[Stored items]
>> Start
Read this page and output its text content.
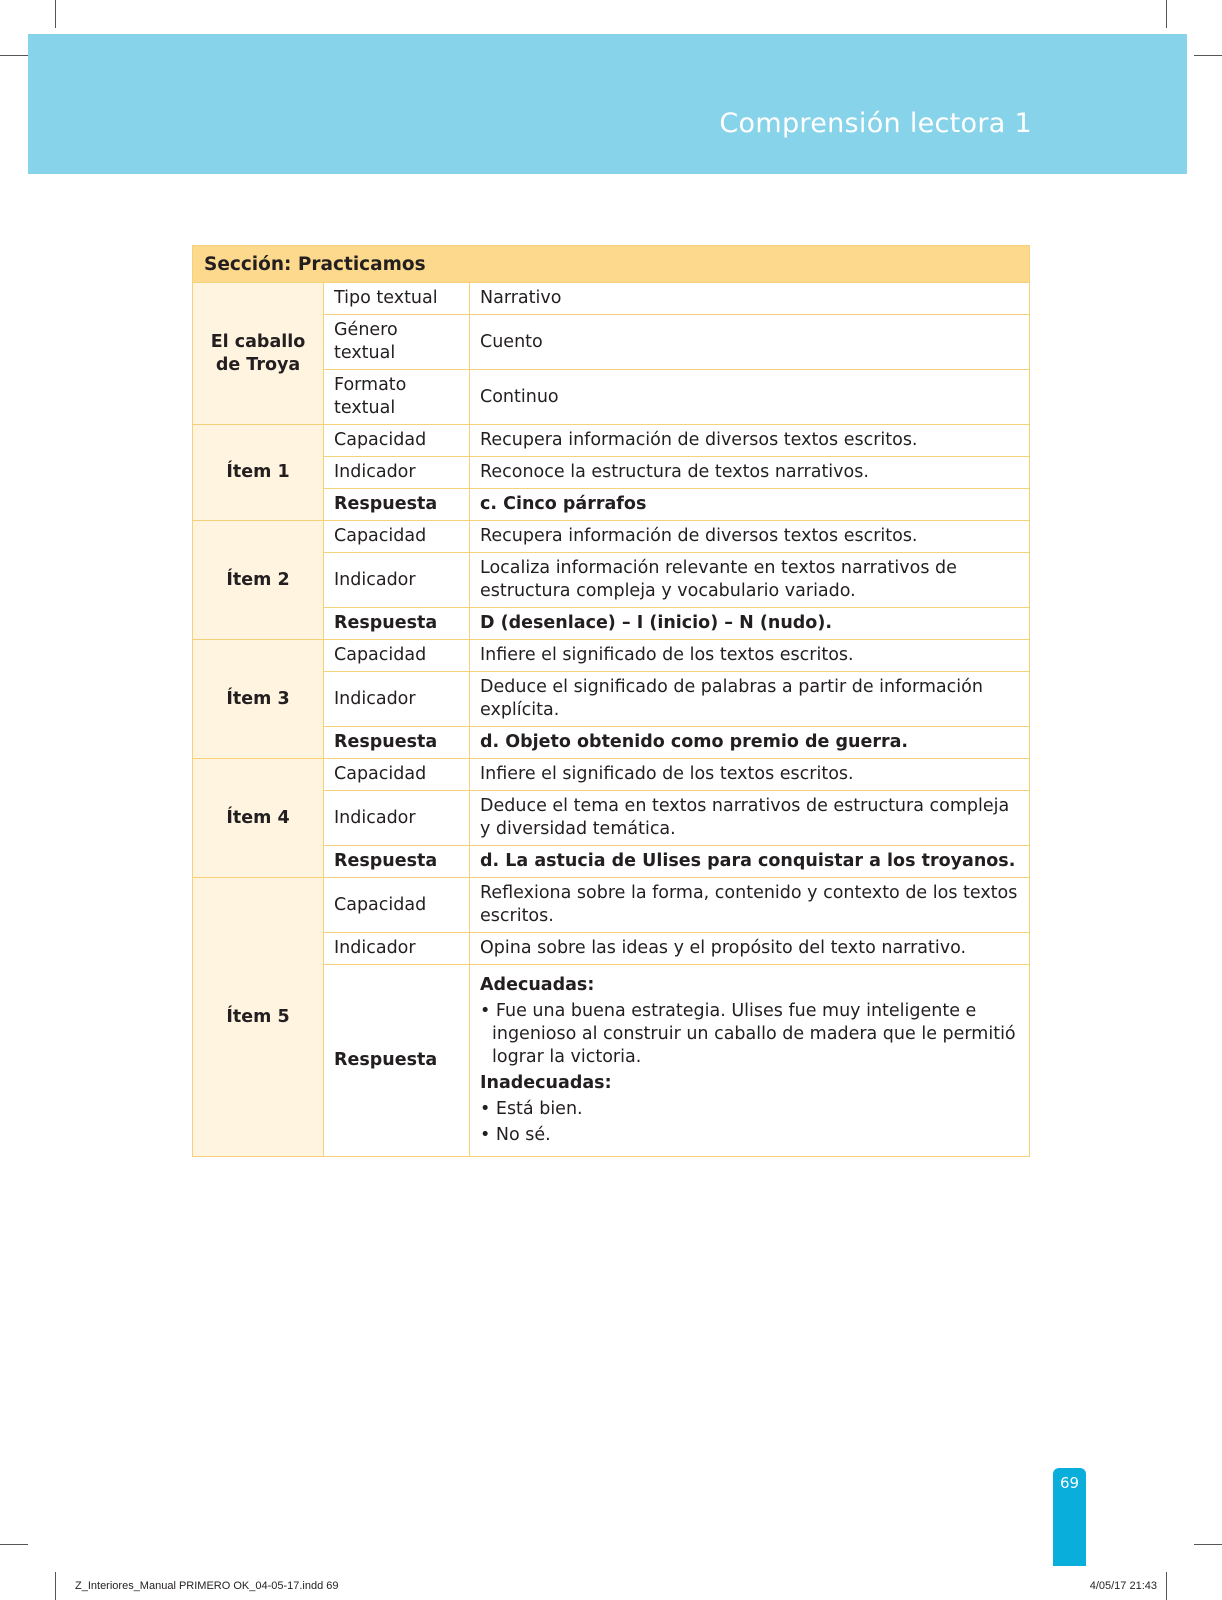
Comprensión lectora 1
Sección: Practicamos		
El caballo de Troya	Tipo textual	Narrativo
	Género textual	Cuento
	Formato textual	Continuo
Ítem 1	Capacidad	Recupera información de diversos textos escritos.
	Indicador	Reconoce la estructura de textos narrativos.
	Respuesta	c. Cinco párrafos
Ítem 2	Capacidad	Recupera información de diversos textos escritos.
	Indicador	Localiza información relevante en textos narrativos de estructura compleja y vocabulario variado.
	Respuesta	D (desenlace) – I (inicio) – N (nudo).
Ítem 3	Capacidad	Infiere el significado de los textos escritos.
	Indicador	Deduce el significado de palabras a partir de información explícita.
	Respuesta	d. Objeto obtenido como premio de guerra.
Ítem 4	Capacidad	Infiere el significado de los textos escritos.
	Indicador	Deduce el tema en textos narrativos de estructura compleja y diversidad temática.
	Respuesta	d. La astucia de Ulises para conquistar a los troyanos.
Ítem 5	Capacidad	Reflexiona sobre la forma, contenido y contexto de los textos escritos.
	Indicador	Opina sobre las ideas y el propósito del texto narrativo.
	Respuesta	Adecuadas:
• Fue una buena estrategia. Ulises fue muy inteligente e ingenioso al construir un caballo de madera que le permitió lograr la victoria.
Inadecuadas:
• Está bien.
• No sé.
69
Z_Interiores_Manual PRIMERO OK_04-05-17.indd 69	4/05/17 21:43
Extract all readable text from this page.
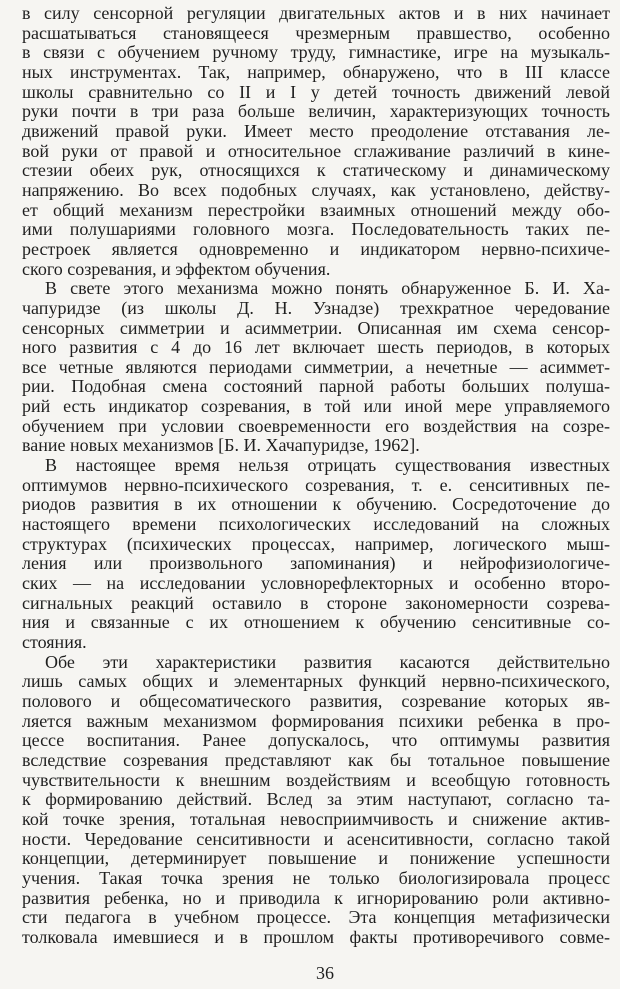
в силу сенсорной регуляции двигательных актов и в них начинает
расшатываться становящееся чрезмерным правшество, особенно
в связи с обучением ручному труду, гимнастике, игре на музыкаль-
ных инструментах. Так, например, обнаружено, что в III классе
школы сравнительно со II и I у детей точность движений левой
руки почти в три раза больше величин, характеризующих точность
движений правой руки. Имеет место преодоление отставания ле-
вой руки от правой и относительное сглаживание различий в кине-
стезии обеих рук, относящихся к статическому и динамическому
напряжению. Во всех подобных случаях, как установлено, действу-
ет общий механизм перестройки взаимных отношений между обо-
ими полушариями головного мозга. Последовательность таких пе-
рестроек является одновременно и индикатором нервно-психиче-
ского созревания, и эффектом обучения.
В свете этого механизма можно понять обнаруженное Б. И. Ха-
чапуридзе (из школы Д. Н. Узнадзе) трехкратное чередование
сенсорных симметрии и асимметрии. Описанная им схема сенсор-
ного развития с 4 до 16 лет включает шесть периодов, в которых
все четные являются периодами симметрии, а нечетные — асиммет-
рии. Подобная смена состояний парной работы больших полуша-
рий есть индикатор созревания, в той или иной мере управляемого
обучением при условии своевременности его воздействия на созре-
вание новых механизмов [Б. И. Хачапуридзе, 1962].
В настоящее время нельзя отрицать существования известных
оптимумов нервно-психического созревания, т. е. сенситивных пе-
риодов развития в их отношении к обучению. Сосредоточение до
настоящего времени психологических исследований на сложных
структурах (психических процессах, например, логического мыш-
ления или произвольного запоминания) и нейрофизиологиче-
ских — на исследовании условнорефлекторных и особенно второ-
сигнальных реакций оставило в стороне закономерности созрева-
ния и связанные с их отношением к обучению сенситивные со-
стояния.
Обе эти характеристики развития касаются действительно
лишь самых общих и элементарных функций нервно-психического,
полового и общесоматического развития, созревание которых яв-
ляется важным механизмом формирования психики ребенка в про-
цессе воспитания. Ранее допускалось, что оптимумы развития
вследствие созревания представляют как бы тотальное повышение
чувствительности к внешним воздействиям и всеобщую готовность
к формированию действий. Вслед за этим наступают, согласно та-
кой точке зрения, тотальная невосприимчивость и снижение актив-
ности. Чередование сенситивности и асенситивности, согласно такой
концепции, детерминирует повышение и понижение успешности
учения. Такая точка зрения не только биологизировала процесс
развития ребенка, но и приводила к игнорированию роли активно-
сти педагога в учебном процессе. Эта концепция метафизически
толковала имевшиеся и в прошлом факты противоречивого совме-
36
>> End
◆ SHORT EXERCISE: Search the listing for the string "школы". Copy each line where it turns up.

◆ RESPONSE TO THIS EXERCISE:
школы сравнительно со II и I у детей точность движений левой
чапуридзе (из школы Д. Н. Узнадзе) трехкратное чередование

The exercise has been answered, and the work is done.